[Start Stored data]
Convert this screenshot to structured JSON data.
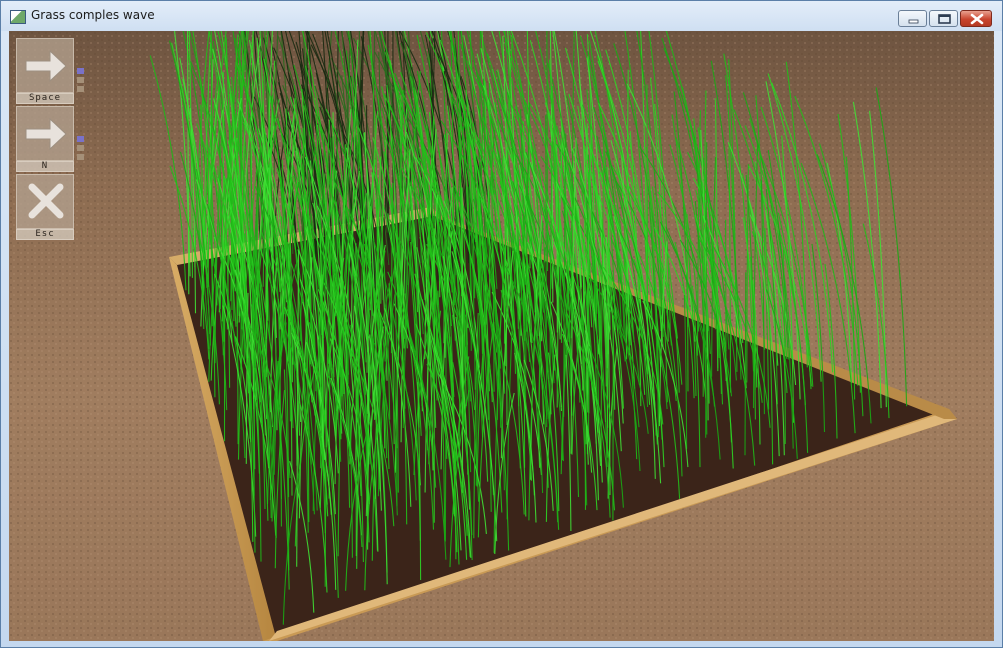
{
  "window": {
    "title": "Grass comples wave",
    "controls": [
      "minimize",
      "maximize",
      "close"
    ]
  },
  "hud": {
    "buttons": [
      {
        "label": "Space",
        "icon": "arrow-right-icon",
        "indicators": [
          "on",
          "off",
          "off"
        ]
      },
      {
        "label": "N",
        "icon": "arrow-right-icon",
        "indicators": [
          "on",
          "off",
          "off"
        ]
      },
      {
        "label": "Esc",
        "icon": "close-x-icon",
        "indicators": []
      }
    ]
  },
  "scene": {
    "description_colors": {
      "ground": "#8a6a4e",
      "soil": "#3a2418",
      "frame_wood": "#c99a55",
      "grass": "#22c01a"
    }
  }
}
[End Stored data]
## Description of the task
Keep every word of the data as it is when you write it out, but drop the pictures.

## The solution
Convert this screenshot to structured JSON data.
{
  "window": {
    "title": "Grass comples wave",
    "controls": [
      "minimize",
      "maximize",
      "close"
    ]
  },
  "hud": {
    "buttons": [
      {
        "label": "Space",
        "icon": "arrow-right-icon",
        "indicators": [
          "on",
          "off",
          "off"
        ]
      },
      {
        "label": "N",
        "icon": "arrow-right-icon",
        "indicators": [
          "on",
          "off",
          "off"
        ]
      },
      {
        "label": "Esc",
        "icon": "close-x-icon",
        "indicators": []
      }
    ]
  },
  "scene": {
    "description_colors": {
      "ground": "#8a6a4e",
      "soil": "#3a2418",
      "frame_wood": "#c99a55",
      "grass": "#22c01a"
    }
  }
}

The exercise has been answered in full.